**Given exercise**. Return each line of the records holding the string "Timber".

**Extracted entries**.

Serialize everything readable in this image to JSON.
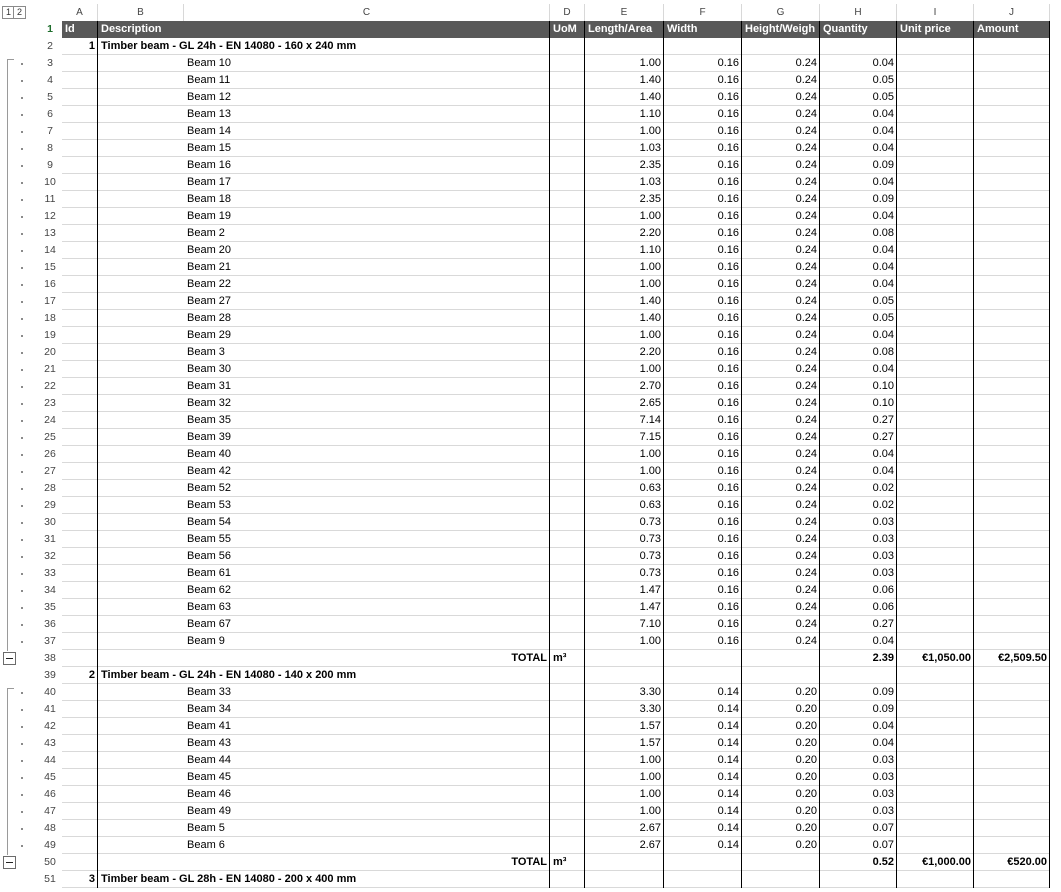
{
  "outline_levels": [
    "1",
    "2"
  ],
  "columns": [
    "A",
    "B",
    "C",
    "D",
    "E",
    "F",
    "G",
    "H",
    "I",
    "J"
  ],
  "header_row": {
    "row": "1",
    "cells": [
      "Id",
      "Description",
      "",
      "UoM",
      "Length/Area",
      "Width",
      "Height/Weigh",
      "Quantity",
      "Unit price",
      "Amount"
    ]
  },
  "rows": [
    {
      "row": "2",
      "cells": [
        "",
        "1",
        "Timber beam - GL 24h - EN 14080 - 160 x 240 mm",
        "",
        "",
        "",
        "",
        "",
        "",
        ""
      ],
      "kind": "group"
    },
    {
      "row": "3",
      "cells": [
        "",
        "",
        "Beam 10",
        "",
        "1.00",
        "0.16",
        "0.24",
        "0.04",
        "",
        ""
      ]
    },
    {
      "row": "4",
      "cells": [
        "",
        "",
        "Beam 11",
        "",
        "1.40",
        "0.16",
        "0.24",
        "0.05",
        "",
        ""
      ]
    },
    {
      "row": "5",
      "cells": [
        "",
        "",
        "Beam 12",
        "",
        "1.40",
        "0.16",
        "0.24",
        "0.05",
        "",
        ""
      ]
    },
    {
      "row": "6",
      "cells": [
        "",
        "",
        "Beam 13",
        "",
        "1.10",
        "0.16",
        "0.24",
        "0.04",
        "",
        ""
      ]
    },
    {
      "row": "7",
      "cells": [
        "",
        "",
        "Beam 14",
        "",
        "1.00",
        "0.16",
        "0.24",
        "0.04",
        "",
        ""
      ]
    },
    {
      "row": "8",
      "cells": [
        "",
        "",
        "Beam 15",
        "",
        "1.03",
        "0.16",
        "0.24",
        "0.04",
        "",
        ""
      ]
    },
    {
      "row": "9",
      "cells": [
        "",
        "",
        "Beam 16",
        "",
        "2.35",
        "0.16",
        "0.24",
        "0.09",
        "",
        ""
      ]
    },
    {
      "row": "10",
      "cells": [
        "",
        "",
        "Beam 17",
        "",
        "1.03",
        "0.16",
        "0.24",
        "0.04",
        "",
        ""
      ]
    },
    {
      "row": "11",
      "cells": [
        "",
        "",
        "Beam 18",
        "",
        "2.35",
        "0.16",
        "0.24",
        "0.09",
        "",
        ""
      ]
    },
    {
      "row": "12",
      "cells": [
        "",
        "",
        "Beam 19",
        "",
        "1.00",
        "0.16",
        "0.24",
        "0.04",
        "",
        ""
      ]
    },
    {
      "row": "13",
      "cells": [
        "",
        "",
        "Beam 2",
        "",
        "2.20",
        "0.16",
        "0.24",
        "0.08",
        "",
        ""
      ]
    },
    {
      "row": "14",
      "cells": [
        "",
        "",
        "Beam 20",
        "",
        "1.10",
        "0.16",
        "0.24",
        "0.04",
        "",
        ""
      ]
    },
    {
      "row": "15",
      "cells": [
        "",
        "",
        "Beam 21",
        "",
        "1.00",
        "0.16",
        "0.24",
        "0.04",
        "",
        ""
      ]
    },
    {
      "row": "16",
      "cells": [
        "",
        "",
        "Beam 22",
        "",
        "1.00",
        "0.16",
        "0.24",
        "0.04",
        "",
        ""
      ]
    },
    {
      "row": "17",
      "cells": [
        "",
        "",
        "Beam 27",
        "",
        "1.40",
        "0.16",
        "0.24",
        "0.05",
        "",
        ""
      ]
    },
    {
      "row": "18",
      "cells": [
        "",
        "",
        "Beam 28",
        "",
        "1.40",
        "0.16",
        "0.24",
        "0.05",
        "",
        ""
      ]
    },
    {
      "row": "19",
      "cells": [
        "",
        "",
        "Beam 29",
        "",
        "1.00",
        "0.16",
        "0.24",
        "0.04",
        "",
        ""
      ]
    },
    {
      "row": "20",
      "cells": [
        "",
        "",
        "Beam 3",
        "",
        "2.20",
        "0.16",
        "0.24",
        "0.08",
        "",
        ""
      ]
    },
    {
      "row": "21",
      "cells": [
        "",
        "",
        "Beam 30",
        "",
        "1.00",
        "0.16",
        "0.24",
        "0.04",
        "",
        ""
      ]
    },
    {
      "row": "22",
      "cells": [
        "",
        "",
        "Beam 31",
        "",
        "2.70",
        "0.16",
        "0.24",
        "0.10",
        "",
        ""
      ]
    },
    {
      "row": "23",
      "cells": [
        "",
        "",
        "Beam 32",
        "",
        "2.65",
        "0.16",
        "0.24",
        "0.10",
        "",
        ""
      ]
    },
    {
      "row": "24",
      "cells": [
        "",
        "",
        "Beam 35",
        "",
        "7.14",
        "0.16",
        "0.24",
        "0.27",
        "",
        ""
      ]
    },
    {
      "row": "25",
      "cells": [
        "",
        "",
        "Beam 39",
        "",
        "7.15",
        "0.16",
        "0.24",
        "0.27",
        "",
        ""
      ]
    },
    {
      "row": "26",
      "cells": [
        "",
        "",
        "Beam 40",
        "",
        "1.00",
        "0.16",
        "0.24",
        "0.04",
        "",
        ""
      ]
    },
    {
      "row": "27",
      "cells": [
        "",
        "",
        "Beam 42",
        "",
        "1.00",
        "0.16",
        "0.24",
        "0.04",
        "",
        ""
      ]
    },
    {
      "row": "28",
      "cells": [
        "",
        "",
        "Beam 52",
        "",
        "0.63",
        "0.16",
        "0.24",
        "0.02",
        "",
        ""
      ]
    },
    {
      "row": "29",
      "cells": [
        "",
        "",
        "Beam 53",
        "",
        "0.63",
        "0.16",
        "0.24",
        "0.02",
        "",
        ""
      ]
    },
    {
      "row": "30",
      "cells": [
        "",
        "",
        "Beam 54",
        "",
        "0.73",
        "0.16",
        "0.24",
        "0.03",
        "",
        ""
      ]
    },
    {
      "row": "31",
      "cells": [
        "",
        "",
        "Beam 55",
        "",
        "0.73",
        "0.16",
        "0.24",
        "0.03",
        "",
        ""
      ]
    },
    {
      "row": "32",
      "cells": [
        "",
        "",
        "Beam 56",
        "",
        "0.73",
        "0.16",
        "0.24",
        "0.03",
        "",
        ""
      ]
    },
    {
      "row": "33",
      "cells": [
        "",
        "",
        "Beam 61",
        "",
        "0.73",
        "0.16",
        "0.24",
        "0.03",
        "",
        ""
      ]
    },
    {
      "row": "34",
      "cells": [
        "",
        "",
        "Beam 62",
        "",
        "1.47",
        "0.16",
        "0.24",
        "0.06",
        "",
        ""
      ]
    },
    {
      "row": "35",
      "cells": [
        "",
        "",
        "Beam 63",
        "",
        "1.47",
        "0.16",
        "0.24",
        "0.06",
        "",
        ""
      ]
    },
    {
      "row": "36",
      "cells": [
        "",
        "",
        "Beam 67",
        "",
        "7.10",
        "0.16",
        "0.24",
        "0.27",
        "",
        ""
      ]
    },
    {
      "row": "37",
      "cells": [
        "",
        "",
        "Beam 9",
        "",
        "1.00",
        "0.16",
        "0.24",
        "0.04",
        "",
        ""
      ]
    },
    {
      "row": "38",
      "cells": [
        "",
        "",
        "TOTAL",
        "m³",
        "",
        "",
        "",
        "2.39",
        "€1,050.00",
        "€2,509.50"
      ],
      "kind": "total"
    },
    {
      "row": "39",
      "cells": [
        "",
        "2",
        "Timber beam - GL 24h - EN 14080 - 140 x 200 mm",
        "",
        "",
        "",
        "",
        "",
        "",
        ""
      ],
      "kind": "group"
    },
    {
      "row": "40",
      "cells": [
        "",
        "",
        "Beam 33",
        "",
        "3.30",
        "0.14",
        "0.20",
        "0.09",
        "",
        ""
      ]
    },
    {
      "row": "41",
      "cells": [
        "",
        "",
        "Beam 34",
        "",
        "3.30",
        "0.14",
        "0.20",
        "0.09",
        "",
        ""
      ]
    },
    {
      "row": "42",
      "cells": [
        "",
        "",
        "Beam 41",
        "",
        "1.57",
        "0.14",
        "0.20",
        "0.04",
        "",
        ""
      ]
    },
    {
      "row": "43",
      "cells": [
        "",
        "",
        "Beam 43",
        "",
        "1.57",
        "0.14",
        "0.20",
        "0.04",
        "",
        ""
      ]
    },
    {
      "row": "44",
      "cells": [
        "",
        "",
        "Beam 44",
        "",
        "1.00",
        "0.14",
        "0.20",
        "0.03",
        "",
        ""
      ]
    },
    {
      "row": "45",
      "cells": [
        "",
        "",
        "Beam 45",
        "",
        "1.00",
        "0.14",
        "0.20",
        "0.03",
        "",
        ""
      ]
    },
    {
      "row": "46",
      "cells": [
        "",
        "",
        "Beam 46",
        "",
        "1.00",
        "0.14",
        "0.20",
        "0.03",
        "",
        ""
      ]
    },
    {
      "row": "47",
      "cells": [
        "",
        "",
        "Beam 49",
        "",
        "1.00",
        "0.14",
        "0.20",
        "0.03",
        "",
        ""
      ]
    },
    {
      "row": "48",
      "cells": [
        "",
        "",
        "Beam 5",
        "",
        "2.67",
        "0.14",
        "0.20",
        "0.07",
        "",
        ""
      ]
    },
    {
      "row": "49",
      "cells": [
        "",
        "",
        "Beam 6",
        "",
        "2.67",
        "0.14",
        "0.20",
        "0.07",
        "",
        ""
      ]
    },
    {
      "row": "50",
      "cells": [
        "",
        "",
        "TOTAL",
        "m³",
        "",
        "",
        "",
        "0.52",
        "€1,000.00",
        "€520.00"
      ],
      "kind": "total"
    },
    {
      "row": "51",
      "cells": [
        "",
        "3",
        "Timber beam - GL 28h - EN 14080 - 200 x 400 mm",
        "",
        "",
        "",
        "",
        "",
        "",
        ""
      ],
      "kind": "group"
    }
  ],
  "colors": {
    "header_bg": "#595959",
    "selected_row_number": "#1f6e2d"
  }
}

**Output below**.
        "Timber beam - GL 24h - EN 14080 - 160 x 240 mm",
        "Timber beam - GL 24h - EN 14080 - 140 x 200 mm",
        "Timber beam - GL 28h - EN 14080 - 200 x 400 mm",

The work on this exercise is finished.